* Description of the task:
Transcribe all of the records word for word, but omit the pictures.

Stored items
---*---

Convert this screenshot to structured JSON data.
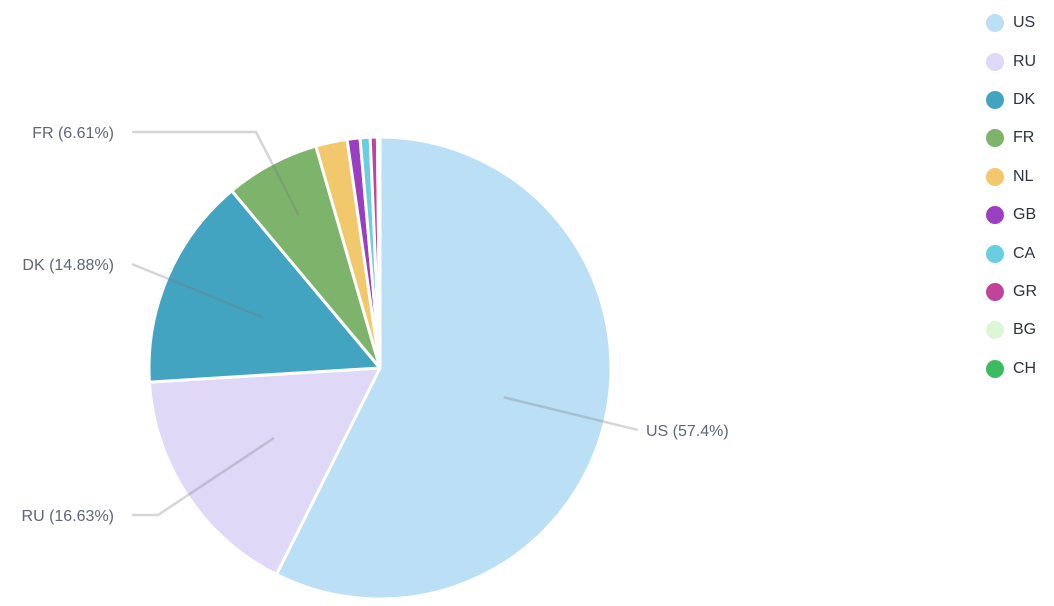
{
  "chart_data": {
    "type": "pie",
    "title": "",
    "start_angle_deg": 0,
    "direction": "clockwise",
    "slices": [
      {
        "name": "US",
        "value": 57.4,
        "color": "#bbdff4",
        "label": "US (57.4%)"
      },
      {
        "name": "RU",
        "value": 16.63,
        "color": "#dfd8f6",
        "label": "RU (16.63%)"
      },
      {
        "name": "DK",
        "value": 14.88,
        "color": "#42a4c1",
        "label": "DK (14.88%)"
      },
      {
        "name": "FR",
        "value": 6.61,
        "color": "#7eb36b",
        "label": "FR (6.61%)"
      },
      {
        "name": "NL",
        "value": 2.2,
        "color": "#f2c86c",
        "label": ""
      },
      {
        "name": "GB",
        "value": 0.9,
        "color": "#9a3fc1",
        "label": ""
      },
      {
        "name": "CA",
        "value": 0.7,
        "color": "#69cfe0",
        "label": ""
      },
      {
        "name": "GR",
        "value": 0.5,
        "color": "#c0449a",
        "label": ""
      },
      {
        "name": "BG",
        "value": 0.1,
        "color": "#dcf6d8",
        "label": ""
      },
      {
        "name": "CH",
        "value": 0.08,
        "color": "#3dbb62",
        "label": ""
      }
    ],
    "legend_position": "right-top",
    "grid": false
  },
  "legend": {
    "items": [
      {
        "label": "US",
        "color": "#bbdff4"
      },
      {
        "label": "RU",
        "color": "#dfd8f6"
      },
      {
        "label": "DK",
        "color": "#42a4c1"
      },
      {
        "label": "FR",
        "color": "#7eb36b"
      },
      {
        "label": "NL",
        "color": "#f2c86c"
      },
      {
        "label": "GB",
        "color": "#9a3fc1"
      },
      {
        "label": "CA",
        "color": "#69cfe0"
      },
      {
        "label": "GR",
        "color": "#c0449a"
      },
      {
        "label": "BG",
        "color": "#dcf6d8"
      },
      {
        "label": "CH",
        "color": "#3dbb62"
      }
    ]
  }
}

---*---

* Task response:
Convert this screenshot to structured JSON data.
{
  "chart_data": {
    "type": "pie",
    "title": "",
    "start_angle_deg": 0,
    "direction": "clockwise",
    "slices": [
      {
        "name": "US",
        "value": 57.4,
        "color": "#bbdff4",
        "label": "US (57.4%)"
      },
      {
        "name": "RU",
        "value": 16.63,
        "color": "#dfd8f6",
        "label": "RU (16.63%)"
      },
      {
        "name": "DK",
        "value": 14.88,
        "color": "#42a4c1",
        "label": "DK (14.88%)"
      },
      {
        "name": "FR",
        "value": 6.61,
        "color": "#7eb36b",
        "label": "FR (6.61%)"
      },
      {
        "name": "NL",
        "value": 2.2,
        "color": "#f2c86c",
        "label": ""
      },
      {
        "name": "GB",
        "value": 0.9,
        "color": "#9a3fc1",
        "label": ""
      },
      {
        "name": "CA",
        "value": 0.7,
        "color": "#69cfe0",
        "label": ""
      },
      {
        "name": "GR",
        "value": 0.5,
        "color": "#c0449a",
        "label": ""
      },
      {
        "name": "BG",
        "value": 0.1,
        "color": "#dcf6d8",
        "label": ""
      },
      {
        "name": "CH",
        "value": 0.08,
        "color": "#3dbb62",
        "label": ""
      }
    ],
    "legend_position": "right-top",
    "grid": false
  },
  "legend": {
    "items": [
      {
        "label": "US",
        "color": "#bbdff4"
      },
      {
        "label": "RU",
        "color": "#dfd8f6"
      },
      {
        "label": "DK",
        "color": "#42a4c1"
      },
      {
        "label": "FR",
        "color": "#7eb36b"
      },
      {
        "label": "NL",
        "color": "#f2c86c"
      },
      {
        "label": "GB",
        "color": "#9a3fc1"
      },
      {
        "label": "CA",
        "color": "#69cfe0"
      },
      {
        "label": "GR",
        "color": "#c0449a"
      },
      {
        "label": "BG",
        "color": "#dcf6d8"
      },
      {
        "label": "CH",
        "color": "#3dbb62"
      }
    ]
  }
}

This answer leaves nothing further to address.